[Stored data]

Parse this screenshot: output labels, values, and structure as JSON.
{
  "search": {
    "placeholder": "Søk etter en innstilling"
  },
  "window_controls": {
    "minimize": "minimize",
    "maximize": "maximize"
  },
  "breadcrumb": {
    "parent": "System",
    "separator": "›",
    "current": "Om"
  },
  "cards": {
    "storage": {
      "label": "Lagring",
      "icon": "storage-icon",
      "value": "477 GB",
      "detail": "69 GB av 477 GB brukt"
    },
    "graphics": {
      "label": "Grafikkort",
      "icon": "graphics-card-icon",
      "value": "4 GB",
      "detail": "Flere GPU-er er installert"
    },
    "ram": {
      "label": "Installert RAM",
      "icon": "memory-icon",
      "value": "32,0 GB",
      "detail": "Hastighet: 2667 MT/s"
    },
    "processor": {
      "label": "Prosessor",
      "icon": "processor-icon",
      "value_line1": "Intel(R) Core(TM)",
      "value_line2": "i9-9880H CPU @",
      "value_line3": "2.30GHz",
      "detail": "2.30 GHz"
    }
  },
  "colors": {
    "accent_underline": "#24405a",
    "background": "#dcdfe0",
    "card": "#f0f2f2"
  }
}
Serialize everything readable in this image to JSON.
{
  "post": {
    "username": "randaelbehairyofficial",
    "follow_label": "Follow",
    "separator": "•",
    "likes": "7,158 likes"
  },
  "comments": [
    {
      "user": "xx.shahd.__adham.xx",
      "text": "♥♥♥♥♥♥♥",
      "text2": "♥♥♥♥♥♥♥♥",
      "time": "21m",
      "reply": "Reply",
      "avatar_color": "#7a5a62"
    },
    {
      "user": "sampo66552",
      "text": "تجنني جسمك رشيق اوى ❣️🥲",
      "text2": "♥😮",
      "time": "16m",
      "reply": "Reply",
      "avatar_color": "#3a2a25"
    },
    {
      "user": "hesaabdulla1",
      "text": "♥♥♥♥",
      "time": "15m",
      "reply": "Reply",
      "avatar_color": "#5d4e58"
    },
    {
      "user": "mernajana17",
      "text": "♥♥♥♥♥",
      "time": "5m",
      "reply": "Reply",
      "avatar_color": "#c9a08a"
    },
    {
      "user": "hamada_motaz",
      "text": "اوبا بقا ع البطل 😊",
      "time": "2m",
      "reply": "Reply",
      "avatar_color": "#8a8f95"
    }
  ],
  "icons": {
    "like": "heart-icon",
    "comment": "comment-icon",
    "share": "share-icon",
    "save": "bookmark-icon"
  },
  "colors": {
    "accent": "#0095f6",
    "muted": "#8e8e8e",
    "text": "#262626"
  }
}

» YOUR OBJECTIVE:
From the records, copy every line that has the string "JSON" in it.

» FINISHED EXERCISE:
Parse this screenshot: output labels, values, and structure as JSON.
Serialize everything readable in this image to JSON.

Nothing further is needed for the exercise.